§ **SHORT TASK**:
Give the material once more, word for word, without any images.

+---+

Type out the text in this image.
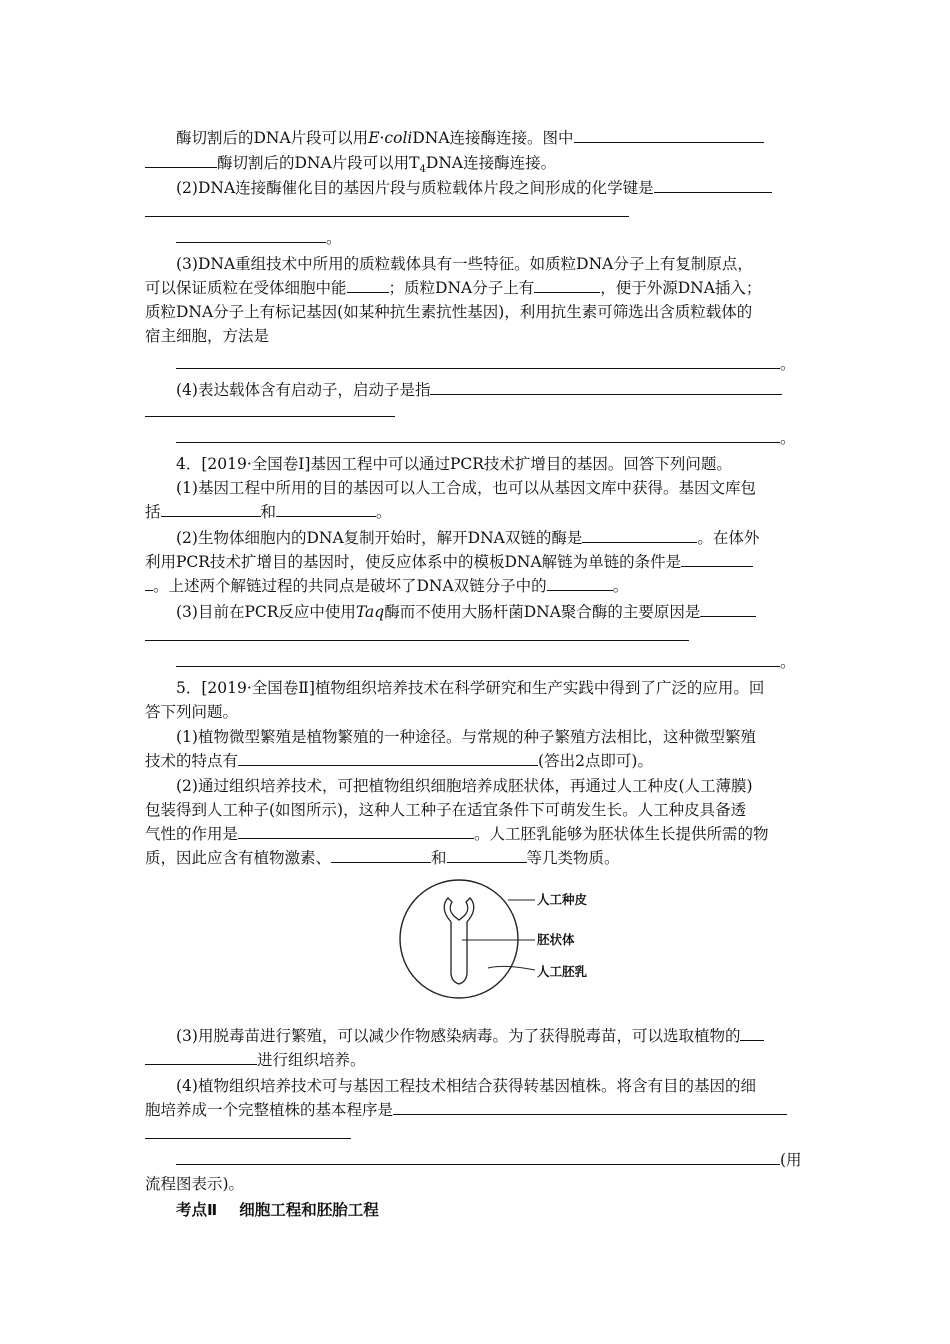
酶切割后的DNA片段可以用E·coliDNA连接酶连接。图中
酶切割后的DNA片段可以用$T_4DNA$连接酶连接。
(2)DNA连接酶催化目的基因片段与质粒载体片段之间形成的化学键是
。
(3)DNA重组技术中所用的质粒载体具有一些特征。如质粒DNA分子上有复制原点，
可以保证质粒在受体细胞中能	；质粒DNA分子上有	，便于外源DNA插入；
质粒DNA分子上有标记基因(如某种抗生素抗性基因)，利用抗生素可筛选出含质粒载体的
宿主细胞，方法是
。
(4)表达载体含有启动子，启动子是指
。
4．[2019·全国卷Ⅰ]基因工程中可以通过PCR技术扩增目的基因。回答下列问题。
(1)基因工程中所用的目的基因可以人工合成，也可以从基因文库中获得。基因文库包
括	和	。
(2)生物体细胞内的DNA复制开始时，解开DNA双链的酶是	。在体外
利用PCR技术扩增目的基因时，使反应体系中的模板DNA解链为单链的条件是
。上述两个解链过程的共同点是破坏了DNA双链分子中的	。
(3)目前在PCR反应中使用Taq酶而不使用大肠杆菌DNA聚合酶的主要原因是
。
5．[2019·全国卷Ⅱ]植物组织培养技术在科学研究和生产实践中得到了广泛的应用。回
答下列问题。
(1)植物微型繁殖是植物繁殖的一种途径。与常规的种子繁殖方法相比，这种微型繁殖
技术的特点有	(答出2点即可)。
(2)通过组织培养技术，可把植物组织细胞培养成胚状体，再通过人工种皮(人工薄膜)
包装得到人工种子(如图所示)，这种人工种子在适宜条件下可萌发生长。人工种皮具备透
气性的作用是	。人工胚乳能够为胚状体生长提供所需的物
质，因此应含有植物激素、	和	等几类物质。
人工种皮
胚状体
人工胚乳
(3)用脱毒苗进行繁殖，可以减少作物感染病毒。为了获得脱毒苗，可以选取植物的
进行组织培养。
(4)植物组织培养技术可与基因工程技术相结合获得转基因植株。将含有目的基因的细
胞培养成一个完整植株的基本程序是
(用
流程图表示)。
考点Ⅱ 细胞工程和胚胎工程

+---+

§ **FULL RESPONSE**:
Type out the text in this image.
酶切割后的DNA片段可以用E·coliDNA连接酶连接。图中
酶切割后的DNA片段可以用$T_4DNA$连接酶连接。
(2)DNA连接酶催化目的基因片段与质粒载体片段之间形成的化学键是
。
(3)DNA重组技术中所用的质粒载体具有一些特征。如质粒DNA分子上有复制原点，
可以保证质粒在受体细胞中能	；质粒DNA分子上有	，便于外源DNA插入；
质粒DNA分子上有标记基因(如某种抗生素抗性基因)，利用抗生素可筛选出含质粒载体的
宿主细胞，方法是
。
(4)表达载体含有启动子，启动子是指
。
4．[2019·全国卷Ⅰ]基因工程中可以通过PCR技术扩增目的基因。回答下列问题。
(1)基因工程中所用的目的基因可以人工合成，也可以从基因文库中获得。基因文库包
括	和	。
(2)生物体细胞内的DNA复制开始时，解开DNA双链的酶是	。在体外
利用PCR技术扩增目的基因时，使反应体系中的模板DNA解链为单链的条件是
。上述两个解链过程的共同点是破坏了DNA双链分子中的	。
(3)目前在PCR反应中使用Taq酶而不使用大肠杆菌DNA聚合酶的主要原因是
。
5．[2019·全国卷Ⅱ]植物组织培养技术在科学研究和生产实践中得到了广泛的应用。回
答下列问题。
(1)植物微型繁殖是植物繁殖的一种途径。与常规的种子繁殖方法相比，这种微型繁殖
技术的特点有	(答出2点即可)。
(2)通过组织培养技术，可把植物组织细胞培养成胚状体，再通过人工种皮(人工薄膜)
包装得到人工种子(如图所示)，这种人工种子在适宜条件下可萌发生长。人工种皮具备透
气性的作用是	。人工胚乳能够为胚状体生长提供所需的物
质，因此应含有植物激素、	和	等几类物质。
人工种皮
胚状体
人工胚乳
(3)用脱毒苗进行繁殖，可以减少作物感染病毒。为了获得脱毒苗，可以选取植物的
进行组织培养。
(4)植物组织培养技术可与基因工程技术相结合获得转基因植株。将含有目的基因的细
胞培养成一个完整植株的基本程序是
(用
流程图表示)。
考点Ⅱ 细胞工程和胚胎工程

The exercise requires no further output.